■ **Set problem**:
Repeat verbatim every line of the material, beginning at the line that holds "Output the text content of this document." and ending at its last line.

-------- Data in this exercise

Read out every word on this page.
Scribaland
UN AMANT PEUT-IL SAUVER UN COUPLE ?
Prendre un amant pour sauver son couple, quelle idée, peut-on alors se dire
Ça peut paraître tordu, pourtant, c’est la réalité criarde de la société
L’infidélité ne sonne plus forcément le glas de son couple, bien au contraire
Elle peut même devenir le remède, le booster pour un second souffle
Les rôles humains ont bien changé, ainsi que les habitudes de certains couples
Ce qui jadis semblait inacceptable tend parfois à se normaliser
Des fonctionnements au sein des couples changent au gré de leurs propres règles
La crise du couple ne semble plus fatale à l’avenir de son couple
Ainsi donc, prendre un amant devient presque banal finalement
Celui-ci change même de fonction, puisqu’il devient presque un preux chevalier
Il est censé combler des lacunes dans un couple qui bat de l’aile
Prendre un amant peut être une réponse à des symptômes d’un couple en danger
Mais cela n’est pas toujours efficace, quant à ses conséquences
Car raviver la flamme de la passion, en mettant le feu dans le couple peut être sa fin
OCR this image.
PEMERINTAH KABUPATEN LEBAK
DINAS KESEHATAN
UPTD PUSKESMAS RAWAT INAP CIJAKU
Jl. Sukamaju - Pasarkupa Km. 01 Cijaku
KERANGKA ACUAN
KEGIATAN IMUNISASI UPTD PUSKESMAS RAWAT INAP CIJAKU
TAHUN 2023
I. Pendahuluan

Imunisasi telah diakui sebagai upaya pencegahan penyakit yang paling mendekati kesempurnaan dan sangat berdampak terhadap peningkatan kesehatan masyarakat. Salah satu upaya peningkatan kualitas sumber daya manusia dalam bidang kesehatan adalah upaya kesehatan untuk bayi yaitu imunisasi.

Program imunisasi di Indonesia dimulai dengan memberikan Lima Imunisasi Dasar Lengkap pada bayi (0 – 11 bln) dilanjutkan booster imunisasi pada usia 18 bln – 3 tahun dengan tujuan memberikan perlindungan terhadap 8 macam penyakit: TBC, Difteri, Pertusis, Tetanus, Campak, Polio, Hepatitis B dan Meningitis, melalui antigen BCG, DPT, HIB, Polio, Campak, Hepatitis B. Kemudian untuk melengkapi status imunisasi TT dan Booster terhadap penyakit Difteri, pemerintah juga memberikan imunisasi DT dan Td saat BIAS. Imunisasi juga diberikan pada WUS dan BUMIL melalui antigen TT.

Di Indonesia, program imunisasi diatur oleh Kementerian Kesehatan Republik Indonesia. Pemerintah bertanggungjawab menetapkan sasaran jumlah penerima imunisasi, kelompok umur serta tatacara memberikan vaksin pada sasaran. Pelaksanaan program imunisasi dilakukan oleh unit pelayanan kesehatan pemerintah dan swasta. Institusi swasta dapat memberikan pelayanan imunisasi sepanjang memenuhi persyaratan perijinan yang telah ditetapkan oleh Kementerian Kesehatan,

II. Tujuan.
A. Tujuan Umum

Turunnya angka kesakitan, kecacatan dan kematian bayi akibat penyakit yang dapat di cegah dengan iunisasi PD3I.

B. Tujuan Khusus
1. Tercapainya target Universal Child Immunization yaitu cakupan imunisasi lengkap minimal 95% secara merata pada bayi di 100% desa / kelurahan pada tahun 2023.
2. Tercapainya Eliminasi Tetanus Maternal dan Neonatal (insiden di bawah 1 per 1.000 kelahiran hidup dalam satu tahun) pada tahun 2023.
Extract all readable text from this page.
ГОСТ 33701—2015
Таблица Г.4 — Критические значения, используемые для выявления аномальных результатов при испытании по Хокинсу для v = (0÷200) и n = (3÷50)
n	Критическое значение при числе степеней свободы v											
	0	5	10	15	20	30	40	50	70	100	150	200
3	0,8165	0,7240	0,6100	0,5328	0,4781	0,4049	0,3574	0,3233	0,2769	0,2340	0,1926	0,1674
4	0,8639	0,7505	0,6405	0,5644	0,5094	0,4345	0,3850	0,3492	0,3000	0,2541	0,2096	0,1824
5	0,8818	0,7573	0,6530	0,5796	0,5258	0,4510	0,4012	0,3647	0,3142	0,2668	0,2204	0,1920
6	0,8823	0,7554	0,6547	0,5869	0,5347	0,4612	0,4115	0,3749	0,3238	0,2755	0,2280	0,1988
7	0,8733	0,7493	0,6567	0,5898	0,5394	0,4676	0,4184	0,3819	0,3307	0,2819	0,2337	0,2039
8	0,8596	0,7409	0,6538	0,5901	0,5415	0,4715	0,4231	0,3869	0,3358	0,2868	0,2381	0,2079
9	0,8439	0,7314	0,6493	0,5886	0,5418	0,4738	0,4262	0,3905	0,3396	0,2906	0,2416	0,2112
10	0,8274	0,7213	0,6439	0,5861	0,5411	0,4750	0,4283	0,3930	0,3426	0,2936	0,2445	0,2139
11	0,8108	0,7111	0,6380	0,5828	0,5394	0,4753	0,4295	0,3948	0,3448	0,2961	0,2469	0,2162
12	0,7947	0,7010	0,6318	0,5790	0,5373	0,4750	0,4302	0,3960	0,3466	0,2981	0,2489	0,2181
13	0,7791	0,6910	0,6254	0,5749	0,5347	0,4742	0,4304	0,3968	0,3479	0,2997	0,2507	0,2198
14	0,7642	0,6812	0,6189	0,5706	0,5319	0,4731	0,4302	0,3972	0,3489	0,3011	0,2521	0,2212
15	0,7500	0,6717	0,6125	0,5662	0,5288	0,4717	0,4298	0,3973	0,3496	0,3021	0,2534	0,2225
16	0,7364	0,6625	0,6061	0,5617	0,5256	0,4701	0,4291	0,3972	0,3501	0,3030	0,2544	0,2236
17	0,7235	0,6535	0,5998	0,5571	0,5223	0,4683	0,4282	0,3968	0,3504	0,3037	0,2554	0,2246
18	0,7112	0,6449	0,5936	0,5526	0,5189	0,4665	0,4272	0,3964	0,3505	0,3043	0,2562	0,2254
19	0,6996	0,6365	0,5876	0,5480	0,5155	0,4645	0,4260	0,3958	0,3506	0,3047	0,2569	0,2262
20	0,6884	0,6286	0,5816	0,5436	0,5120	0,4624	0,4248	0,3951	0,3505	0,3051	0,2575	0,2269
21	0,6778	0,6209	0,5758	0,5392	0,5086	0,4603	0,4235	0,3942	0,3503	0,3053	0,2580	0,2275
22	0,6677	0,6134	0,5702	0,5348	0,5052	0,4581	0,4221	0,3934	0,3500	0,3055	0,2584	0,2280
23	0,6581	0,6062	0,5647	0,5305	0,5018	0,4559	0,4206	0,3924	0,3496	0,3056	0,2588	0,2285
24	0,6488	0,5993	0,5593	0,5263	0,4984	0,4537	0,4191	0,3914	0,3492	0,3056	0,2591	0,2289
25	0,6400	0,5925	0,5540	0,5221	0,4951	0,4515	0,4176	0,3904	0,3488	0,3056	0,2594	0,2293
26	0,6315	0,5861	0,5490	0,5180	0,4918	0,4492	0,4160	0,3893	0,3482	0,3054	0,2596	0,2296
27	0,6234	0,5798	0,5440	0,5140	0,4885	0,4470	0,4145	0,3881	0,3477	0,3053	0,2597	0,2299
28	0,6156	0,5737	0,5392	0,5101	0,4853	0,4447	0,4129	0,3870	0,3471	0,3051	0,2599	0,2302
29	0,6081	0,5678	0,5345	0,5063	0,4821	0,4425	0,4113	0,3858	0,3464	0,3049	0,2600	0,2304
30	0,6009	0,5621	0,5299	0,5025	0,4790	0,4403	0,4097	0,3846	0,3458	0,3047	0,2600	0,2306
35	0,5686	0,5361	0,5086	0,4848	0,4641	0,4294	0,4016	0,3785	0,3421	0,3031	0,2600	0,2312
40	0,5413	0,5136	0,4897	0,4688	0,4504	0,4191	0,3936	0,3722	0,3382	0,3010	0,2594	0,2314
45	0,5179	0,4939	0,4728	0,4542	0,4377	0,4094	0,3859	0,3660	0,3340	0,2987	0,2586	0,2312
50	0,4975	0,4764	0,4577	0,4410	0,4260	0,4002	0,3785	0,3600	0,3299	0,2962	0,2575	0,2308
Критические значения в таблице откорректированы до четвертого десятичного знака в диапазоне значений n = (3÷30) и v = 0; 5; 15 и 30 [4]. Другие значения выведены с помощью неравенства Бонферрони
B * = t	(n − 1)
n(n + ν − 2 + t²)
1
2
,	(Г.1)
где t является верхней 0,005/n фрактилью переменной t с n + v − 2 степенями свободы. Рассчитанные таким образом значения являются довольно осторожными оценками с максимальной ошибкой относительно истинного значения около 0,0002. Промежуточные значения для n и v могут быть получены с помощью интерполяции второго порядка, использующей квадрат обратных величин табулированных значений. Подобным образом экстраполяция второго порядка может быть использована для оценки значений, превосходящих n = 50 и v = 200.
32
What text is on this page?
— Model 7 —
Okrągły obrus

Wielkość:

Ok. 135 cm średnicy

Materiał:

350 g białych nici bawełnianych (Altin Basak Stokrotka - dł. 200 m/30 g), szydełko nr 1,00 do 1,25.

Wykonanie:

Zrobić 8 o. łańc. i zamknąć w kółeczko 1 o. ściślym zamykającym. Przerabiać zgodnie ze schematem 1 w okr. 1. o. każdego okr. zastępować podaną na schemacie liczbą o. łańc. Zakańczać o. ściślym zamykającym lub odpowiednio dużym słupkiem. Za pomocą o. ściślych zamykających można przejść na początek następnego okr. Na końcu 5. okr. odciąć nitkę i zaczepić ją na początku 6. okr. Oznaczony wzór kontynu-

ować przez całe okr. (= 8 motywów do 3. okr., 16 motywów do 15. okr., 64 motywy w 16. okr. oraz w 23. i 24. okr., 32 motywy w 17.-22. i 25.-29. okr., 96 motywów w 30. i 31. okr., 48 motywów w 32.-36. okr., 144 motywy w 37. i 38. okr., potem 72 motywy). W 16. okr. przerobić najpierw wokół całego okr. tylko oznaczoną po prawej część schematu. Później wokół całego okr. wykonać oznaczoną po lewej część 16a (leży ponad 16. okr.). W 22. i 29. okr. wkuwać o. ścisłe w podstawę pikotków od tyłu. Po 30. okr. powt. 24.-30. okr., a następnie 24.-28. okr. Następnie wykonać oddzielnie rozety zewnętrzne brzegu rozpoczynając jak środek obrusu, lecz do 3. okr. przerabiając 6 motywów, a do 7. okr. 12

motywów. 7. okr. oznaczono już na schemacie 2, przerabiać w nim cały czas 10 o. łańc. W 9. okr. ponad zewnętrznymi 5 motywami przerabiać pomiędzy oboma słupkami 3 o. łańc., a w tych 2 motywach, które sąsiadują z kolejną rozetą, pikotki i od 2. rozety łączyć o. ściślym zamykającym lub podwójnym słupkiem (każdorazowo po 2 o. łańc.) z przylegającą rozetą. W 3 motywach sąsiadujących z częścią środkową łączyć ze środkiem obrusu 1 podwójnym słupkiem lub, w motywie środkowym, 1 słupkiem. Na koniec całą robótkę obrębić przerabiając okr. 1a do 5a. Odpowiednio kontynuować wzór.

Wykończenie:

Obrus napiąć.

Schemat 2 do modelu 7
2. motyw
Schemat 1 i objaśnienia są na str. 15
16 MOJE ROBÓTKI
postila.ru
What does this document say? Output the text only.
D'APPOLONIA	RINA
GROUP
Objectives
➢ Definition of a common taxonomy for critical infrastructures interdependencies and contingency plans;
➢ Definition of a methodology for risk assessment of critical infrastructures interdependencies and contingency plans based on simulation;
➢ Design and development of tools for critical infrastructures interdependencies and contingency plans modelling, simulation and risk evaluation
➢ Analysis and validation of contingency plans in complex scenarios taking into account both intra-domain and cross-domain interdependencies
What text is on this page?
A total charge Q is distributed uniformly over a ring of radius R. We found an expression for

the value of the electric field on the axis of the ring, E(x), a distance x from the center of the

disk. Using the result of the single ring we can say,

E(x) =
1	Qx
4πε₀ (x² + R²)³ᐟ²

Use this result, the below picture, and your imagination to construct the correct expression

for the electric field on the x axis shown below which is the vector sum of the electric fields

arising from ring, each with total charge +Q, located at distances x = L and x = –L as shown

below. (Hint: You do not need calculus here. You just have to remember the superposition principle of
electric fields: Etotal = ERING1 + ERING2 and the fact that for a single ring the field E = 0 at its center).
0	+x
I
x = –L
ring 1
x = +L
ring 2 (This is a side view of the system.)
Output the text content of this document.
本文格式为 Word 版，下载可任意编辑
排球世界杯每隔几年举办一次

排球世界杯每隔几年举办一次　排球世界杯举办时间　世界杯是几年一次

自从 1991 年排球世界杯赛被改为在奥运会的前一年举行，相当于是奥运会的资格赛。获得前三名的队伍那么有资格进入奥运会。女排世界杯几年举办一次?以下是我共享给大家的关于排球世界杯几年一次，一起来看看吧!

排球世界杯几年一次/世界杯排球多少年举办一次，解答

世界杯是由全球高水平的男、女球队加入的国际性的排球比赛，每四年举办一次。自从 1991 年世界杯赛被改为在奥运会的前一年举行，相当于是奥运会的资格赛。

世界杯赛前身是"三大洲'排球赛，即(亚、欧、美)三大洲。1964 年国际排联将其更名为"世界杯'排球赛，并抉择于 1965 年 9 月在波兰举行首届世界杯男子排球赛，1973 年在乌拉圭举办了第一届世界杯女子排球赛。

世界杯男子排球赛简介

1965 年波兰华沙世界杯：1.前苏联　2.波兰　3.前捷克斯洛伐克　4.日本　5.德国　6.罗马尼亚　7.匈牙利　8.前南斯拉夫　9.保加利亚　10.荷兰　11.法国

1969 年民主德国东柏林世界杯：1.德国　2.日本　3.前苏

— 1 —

----------------

■ **Expected answer**:
Output the text content of this document.
本文格式为 Word 版，下载可任意编辑
排球世界杯每隔几年举办一次

排球世界杯每隔几年举办一次　排球世界杯举办时间　世界杯是几年一次

自从 1991 年排球世界杯赛被改为在奥运会的前一年举行，相当于是奥运会的资格赛。获得前三名的队伍那么有资格进入奥运会。女排世界杯几年举办一次?以下是我共享给大家的关于排球世界杯几年一次，一起来看看吧!

排球世界杯几年一次/世界杯排球多少年举办一次，解答

世界杯是由全球高水平的男、女球队加入的国际性的排球比赛，每四年举办一次。自从 1991 年世界杯赛被改为在奥运会的前一年举行，相当于是奥运会的资格赛。

世界杯赛前身是"三大洲'排球赛，即(亚、欧、美)三大洲。1964 年国际排联将其更名为"世界杯'排球赛，并抉择于 1965 年 9 月在波兰举行首届世界杯男子排球赛，1973 年在乌拉圭举办了第一届世界杯女子排球赛。

世界杯男子排球赛简介

1965 年波兰华沙世界杯：1.前苏联　2.波兰　3.前捷克斯洛伐克　4.日本　5.德国　6.罗马尼亚　7.匈牙利　8.前南斯拉夫　9.保加利亚　10.荷兰　11.法国

1969 年民主德国东柏林世界杯：1.德国　2.日本　3.前苏

— 1 —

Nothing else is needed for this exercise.